Exercise aim:
Read the listing and extract each line that includes the word "ЕЛЕНА".

Saved entries
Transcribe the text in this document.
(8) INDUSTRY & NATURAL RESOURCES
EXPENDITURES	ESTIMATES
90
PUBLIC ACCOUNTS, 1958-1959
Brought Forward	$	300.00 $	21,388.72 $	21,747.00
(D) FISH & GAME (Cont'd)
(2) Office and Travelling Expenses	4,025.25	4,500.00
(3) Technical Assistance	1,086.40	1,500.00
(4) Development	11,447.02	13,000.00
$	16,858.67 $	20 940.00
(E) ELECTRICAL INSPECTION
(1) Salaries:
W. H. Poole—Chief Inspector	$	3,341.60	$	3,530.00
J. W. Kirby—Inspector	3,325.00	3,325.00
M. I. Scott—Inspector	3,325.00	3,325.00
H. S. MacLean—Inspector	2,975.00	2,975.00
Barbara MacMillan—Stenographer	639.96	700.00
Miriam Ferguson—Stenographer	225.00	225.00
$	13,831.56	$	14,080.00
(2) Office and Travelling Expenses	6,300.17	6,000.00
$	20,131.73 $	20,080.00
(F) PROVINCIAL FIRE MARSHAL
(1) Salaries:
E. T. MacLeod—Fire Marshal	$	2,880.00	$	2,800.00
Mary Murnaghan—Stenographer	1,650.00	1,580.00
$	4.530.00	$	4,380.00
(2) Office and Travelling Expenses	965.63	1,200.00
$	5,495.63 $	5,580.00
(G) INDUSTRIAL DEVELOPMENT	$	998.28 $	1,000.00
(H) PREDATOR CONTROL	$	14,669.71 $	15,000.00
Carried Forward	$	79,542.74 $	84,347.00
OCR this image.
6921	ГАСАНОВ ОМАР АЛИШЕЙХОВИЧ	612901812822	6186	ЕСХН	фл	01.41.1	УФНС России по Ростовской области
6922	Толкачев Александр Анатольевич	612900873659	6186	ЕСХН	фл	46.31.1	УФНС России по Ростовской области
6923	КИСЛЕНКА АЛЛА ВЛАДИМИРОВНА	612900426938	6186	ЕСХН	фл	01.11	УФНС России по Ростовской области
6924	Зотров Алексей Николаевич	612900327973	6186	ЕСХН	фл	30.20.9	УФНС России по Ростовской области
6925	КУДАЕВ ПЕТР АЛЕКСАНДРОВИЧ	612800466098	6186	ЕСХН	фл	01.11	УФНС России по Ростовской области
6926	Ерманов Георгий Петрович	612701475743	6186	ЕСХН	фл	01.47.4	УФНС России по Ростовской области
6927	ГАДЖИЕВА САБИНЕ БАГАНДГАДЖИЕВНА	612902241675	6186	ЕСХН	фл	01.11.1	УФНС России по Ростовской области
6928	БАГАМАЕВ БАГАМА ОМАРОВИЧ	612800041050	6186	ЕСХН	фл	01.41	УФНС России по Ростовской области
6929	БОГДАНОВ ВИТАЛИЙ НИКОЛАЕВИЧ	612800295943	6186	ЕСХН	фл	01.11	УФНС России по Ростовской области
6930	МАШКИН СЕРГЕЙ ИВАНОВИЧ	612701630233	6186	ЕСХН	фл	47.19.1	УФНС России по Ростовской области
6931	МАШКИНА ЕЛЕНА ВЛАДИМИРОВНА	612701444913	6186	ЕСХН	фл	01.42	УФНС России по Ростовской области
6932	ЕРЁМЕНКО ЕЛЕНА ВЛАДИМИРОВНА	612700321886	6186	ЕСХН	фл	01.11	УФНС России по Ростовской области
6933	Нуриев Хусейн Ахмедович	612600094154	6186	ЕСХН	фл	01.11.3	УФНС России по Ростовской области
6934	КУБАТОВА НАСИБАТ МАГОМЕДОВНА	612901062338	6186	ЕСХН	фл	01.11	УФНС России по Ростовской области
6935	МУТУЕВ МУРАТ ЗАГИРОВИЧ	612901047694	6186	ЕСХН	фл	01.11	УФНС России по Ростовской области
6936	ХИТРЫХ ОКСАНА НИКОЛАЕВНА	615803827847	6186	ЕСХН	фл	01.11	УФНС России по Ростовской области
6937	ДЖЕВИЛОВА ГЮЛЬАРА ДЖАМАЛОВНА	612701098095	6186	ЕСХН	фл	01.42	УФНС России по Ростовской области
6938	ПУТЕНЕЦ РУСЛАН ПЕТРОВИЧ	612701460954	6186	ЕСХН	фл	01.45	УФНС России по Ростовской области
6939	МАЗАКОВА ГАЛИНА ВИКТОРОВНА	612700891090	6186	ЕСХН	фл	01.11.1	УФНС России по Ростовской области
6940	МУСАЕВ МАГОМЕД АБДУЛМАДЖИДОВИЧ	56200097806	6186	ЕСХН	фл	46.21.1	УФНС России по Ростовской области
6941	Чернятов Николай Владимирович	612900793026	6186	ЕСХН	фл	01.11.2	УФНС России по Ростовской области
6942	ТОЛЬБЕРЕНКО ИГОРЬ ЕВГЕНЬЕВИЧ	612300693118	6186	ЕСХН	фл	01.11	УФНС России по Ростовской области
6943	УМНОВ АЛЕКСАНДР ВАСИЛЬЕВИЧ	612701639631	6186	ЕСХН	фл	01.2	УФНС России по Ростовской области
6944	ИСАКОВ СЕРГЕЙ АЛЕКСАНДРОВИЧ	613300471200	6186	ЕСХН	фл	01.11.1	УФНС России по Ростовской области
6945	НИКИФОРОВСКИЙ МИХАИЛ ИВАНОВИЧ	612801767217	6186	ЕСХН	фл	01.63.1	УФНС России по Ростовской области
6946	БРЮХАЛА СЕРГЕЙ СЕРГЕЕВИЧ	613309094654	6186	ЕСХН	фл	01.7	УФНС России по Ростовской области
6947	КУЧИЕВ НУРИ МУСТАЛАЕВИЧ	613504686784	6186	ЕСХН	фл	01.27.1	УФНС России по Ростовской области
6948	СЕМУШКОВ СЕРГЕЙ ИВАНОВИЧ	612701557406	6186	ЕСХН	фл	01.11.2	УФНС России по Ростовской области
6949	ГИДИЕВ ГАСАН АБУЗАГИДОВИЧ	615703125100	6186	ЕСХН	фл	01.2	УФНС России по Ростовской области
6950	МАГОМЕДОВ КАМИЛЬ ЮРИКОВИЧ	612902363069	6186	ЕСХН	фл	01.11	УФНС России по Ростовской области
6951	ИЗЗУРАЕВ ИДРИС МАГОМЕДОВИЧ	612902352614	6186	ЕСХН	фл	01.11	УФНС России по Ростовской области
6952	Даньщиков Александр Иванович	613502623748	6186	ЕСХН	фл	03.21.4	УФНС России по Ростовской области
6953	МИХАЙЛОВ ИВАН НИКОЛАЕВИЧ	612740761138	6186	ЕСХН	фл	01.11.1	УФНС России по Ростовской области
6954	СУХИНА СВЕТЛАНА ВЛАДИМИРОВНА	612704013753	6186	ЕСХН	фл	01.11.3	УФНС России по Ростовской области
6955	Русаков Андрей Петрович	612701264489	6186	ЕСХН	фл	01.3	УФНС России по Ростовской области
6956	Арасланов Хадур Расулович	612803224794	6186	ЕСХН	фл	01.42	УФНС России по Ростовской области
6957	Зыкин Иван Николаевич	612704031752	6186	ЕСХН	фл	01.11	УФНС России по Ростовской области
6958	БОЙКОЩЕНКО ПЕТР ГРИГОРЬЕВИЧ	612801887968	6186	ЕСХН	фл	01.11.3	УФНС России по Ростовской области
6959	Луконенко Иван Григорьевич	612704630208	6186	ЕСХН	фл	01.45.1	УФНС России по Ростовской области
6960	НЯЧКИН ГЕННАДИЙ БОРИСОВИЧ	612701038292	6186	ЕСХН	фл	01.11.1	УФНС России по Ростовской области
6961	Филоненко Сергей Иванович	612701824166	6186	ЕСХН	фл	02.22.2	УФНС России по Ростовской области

The completed task:
6931	МАШКИНА ЕЛЕНА ВЛАДИМИРОВНА	612701444913	6186	ЕСХН	фл	01.42	УФНС России по Ростовской области
6932	ЕРЁМЕНКО ЕЛЕНА ВЛАДИМИРОВНА	612700321886	6186	ЕСХН	фл	01.11	УФНС России по Ростовской области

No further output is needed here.